*EXERCISE BRIEF*.
Every record must be repeated exactly, with no omission.

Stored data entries
########
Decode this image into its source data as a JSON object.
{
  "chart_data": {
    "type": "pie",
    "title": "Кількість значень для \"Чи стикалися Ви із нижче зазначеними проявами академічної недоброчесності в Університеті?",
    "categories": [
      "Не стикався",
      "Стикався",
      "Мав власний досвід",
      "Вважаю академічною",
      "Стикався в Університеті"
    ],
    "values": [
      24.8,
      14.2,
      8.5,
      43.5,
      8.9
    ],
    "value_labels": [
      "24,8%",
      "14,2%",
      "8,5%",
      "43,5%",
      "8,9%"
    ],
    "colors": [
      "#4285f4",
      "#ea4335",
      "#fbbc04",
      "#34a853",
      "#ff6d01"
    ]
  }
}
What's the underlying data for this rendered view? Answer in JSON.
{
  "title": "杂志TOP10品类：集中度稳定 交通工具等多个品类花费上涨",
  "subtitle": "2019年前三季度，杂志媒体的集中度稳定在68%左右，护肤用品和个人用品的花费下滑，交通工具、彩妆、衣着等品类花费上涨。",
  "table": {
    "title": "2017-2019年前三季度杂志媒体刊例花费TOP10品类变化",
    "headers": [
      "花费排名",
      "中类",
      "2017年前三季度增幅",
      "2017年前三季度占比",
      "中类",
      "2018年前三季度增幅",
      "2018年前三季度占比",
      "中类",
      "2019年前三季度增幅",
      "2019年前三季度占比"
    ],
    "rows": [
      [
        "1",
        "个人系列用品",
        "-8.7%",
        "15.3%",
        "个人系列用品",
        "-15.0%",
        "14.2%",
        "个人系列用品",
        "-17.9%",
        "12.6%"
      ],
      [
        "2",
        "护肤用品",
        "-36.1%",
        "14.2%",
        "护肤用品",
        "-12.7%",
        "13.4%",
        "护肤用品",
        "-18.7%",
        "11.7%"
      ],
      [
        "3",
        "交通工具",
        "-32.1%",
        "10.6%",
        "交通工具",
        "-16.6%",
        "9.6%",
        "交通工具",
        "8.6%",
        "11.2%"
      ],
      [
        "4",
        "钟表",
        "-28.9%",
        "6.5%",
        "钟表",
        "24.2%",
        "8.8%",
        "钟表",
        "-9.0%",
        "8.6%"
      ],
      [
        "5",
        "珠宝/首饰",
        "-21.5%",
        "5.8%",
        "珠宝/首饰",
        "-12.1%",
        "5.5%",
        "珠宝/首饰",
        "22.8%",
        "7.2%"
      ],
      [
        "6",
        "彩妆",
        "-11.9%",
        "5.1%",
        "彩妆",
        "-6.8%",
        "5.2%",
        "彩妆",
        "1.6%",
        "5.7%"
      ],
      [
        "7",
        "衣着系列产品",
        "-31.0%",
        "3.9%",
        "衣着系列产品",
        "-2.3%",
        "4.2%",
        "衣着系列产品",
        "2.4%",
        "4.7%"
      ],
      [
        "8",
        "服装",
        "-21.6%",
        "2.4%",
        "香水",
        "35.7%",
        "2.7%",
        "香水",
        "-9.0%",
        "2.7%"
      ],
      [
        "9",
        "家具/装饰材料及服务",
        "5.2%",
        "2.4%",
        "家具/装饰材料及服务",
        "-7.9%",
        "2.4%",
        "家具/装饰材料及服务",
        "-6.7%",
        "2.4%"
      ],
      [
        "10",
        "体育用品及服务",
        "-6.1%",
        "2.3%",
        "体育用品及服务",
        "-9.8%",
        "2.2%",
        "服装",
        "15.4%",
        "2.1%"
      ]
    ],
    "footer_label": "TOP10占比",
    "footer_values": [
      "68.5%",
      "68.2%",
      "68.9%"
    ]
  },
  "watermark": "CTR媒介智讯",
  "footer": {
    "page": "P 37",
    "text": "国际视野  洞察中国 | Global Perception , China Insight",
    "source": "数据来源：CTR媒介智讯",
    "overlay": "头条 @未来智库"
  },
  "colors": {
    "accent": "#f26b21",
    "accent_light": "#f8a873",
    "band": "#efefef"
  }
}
########
*PROBLEM SOLUTION*.
Decode this image into its source data as a JSON object.
{
  "chart_data": {
    "type": "pie",
    "title": "Кількість значень для \"Чи стикалися Ви із нижче зазначеними проявами академічної недоброчесності в Університеті?",
    "categories": [
      "Не стикався",
      "Стикався",
      "Мав власний досвід",
      "Вважаю академічною",
      "Стикався в Університеті"
    ],
    "values": [
      24.8,
      14.2,
      8.5,
      43.5,
      8.9
    ],
    "value_labels": [
      "24,8%",
      "14,2%",
      "8,5%",
      "43,5%",
      "8,9%"
    ],
    "colors": [
      "#4285f4",
      "#ea4335",
      "#fbbc04",
      "#34a853",
      "#ff6d01"
    ]
  }
}
What's the underlying data for this rendered view? Answer in JSON.
{
  "title": "杂志TOP10品类：集中度稳定 交通工具等多个品类花费上涨",
  "subtitle": "2019年前三季度，杂志媒体的集中度稳定在68%左右，护肤用品和个人用品的花费下滑，交通工具、彩妆、衣着等品类花费上涨。",
  "table": {
    "title": "2017-2019年前三季度杂志媒体刊例花费TOP10品类变化",
    "headers": [
      "花费排名",
      "中类",
      "2017年前三季度增幅",
      "2017年前三季度占比",
      "中类",
      "2018年前三季度增幅",
      "2018年前三季度占比",
      "中类",
      "2019年前三季度增幅",
      "2019年前三季度占比"
    ],
    "rows": [
      [
        "1",
        "个人系列用品",
        "-8.7%",
        "15.3%",
        "个人系列用品",
        "-15.0%",
        "14.2%",
        "个人系列用品",
        "-17.9%",
        "12.6%"
      ],
      [
        "2",
        "护肤用品",
        "-36.1%",
        "14.2%",
        "护肤用品",
        "-12.7%",
        "13.4%",
        "护肤用品",
        "-18.7%",
        "11.7%"
      ],
      [
        "3",
        "交通工具",
        "-32.1%",
        "10.6%",
        "交通工具",
        "-16.6%",
        "9.6%",
        "交通工具",
        "8.6%",
        "11.2%"
      ],
      [
        "4",
        "钟表",
        "-28.9%",
        "6.5%",
        "钟表",
        "24.2%",
        "8.8%",
        "钟表",
        "-9.0%",
        "8.6%"
      ],
      [
        "5",
        "珠宝/首饰",
        "-21.5%",
        "5.8%",
        "珠宝/首饰",
        "-12.1%",
        "5.5%",
        "珠宝/首饰",
        "22.8%",
        "7.2%"
      ],
      [
        "6",
        "彩妆",
        "-11.9%",
        "5.1%",
        "彩妆",
        "-6.8%",
        "5.2%",
        "彩妆",
        "1.6%",
        "5.7%"
      ],
      [
        "7",
        "衣着系列产品",
        "-31.0%",
        "3.9%",
        "衣着系列产品",
        "-2.3%",
        "4.2%",
        "衣着系列产品",
        "2.4%",
        "4.7%"
      ],
      [
        "8",
        "服装",
        "-21.6%",
        "2.4%",
        "香水",
        "35.7%",
        "2.7%",
        "香水",
        "-9.0%",
        "2.7%"
      ],
      [
        "9",
        "家具/装饰材料及服务",
        "5.2%",
        "2.4%",
        "家具/装饰材料及服务",
        "-7.9%",
        "2.4%",
        "家具/装饰材料及服务",
        "-6.7%",
        "2.4%"
      ],
      [
        "10",
        "体育用品及服务",
        "-6.1%",
        "2.3%",
        "体育用品及服务",
        "-9.8%",
        "2.2%",
        "服装",
        "15.4%",
        "2.1%"
      ]
    ],
    "footer_label": "TOP10占比",
    "footer_values": [
      "68.5%",
      "68.2%",
      "68.9%"
    ]
  },
  "watermark": "CTR媒介智讯",
  "footer": {
    "page": "P 37",
    "text": "国际视野  洞察中国 | Global Perception , China Insight",
    "source": "数据来源：CTR媒介智讯",
    "overlay": "头条 @未来智库"
  },
  "colors": {
    "accent": "#f26b21",
    "accent_light": "#f8a873",
    "band": "#efefef"
  }
}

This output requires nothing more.